▶ [Given exercise]:
Pick out all lines in the listing holding the string "Ponta" and copy them.

(Dataset listings of figures)
= = = =
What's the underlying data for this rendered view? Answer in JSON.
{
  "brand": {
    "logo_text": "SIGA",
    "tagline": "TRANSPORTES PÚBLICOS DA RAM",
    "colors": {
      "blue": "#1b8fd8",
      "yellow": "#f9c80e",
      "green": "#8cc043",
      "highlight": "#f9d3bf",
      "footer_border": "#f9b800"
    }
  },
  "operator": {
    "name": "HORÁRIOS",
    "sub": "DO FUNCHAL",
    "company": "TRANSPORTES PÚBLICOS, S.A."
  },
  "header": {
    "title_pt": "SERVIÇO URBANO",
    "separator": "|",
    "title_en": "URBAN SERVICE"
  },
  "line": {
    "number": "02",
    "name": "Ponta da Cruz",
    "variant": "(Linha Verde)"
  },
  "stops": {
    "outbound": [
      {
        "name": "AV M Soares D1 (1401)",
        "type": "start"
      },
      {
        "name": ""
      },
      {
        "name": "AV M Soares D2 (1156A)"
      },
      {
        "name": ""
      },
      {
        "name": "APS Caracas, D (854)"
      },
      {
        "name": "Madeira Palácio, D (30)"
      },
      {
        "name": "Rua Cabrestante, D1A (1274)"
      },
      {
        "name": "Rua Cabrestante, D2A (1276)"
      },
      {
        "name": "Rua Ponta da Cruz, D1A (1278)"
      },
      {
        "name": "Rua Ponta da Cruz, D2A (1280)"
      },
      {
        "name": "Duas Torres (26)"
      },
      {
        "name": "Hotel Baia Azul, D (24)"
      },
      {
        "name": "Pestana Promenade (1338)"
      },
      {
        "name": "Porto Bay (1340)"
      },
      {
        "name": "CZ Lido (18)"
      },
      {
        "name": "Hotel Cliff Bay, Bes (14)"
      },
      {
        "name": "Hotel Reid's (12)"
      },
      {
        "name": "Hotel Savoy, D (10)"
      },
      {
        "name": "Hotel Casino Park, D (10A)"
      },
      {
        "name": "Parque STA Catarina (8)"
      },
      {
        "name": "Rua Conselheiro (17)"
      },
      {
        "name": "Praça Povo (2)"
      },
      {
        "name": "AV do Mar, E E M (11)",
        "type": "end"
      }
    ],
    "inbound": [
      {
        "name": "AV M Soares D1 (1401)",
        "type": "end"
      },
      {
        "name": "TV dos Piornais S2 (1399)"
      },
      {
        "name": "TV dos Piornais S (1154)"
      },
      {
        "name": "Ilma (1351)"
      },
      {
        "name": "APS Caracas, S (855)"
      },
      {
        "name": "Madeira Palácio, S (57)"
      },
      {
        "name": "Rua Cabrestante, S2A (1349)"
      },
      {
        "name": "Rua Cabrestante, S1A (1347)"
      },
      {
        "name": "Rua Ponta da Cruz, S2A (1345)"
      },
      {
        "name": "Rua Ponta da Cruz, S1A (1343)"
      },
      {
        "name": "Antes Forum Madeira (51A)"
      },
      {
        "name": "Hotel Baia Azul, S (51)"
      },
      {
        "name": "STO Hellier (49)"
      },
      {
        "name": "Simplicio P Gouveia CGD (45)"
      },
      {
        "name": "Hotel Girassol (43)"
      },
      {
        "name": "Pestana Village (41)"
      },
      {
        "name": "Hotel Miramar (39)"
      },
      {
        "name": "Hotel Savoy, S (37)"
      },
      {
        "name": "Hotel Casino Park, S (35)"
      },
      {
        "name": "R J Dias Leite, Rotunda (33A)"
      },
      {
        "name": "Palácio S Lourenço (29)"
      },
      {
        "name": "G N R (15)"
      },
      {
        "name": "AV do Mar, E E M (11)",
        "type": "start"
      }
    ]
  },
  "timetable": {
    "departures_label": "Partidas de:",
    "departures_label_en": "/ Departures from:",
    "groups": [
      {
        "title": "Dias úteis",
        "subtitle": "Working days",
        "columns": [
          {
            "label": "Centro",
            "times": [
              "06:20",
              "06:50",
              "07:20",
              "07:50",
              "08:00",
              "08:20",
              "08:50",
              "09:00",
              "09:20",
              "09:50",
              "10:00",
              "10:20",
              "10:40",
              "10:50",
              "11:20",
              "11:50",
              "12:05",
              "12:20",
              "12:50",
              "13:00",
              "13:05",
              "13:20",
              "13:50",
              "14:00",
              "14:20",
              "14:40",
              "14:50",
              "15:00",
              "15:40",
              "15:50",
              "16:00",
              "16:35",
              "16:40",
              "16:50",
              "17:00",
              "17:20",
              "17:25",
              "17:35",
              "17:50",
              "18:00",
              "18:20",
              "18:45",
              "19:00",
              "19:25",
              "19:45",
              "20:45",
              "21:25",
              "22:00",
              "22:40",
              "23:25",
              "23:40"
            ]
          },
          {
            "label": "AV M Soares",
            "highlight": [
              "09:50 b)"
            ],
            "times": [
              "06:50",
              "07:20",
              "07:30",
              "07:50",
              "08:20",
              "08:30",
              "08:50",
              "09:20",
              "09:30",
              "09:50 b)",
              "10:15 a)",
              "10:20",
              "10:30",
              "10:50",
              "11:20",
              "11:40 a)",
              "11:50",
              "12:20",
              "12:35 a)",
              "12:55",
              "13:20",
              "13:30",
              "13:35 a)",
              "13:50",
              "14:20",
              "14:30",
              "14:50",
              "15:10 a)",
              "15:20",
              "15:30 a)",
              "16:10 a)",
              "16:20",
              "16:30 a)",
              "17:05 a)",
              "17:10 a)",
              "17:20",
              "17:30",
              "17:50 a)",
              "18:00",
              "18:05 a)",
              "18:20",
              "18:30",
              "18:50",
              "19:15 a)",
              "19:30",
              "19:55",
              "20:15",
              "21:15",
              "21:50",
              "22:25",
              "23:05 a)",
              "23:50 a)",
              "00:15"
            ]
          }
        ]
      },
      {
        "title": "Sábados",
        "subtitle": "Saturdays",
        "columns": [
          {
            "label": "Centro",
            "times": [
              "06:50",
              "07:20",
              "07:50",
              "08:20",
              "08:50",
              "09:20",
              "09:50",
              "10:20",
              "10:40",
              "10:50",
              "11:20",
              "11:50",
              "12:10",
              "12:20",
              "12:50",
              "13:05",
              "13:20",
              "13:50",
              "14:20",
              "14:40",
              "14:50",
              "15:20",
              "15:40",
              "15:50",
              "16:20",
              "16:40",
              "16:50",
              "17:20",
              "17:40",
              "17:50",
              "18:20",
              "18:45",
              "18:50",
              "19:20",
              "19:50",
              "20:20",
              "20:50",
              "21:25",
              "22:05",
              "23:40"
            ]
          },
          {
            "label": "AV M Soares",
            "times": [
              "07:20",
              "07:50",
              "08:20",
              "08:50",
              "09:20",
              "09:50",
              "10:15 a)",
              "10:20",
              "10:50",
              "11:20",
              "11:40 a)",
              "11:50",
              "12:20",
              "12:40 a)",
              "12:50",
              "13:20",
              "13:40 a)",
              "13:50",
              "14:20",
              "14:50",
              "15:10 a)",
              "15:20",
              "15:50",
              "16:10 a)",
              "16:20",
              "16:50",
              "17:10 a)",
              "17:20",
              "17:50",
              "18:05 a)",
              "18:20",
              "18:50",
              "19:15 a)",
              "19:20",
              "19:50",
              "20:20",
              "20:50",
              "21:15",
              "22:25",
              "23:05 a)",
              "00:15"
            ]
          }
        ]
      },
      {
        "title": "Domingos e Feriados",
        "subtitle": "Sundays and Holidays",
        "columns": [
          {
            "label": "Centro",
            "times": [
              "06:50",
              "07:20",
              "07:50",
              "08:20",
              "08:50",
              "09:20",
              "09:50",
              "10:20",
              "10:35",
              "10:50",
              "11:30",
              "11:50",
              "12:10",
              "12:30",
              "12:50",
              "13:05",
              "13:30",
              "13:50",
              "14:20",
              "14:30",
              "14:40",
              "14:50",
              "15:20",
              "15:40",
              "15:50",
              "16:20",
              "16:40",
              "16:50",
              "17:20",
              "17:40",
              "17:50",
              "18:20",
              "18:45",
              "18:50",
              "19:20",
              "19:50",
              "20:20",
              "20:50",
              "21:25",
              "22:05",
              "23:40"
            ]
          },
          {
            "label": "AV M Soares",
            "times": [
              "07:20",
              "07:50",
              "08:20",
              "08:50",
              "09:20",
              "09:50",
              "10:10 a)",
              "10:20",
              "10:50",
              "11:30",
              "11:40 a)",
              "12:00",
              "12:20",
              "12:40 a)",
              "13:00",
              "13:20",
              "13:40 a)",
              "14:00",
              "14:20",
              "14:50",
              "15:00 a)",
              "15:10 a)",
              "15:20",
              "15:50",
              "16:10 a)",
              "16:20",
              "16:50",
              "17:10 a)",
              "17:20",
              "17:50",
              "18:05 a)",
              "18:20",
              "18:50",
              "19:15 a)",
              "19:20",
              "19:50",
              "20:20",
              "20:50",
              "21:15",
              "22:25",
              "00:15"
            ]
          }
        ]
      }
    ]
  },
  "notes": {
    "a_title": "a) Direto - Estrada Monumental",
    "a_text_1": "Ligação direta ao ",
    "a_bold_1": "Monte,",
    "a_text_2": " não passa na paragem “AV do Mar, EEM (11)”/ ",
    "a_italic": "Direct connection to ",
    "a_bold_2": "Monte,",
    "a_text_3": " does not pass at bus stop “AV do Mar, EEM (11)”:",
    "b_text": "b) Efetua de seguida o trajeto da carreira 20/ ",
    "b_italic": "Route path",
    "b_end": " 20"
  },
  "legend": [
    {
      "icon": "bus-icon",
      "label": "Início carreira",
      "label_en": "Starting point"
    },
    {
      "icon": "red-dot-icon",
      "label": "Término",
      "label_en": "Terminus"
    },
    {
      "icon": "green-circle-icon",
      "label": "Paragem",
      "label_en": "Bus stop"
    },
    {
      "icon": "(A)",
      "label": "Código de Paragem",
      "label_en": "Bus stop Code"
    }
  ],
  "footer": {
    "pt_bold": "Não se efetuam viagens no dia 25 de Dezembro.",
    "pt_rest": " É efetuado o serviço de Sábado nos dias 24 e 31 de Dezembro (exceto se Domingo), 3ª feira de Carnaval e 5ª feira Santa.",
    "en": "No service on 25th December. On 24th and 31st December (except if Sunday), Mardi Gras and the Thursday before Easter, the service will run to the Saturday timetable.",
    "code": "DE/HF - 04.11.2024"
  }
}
= = = =
▶ [Answer below]:
    "name": "Ponta da Cruz",
        "name": "Rua Ponta da Cruz, D1A (1278)"
        "name": "Rua Ponta da Cruz, D2A (1280)"
        "name": "Rua Ponta da Cruz, S2A (1345)"
        "name": "Rua Ponta da Cruz, S1A (1343)"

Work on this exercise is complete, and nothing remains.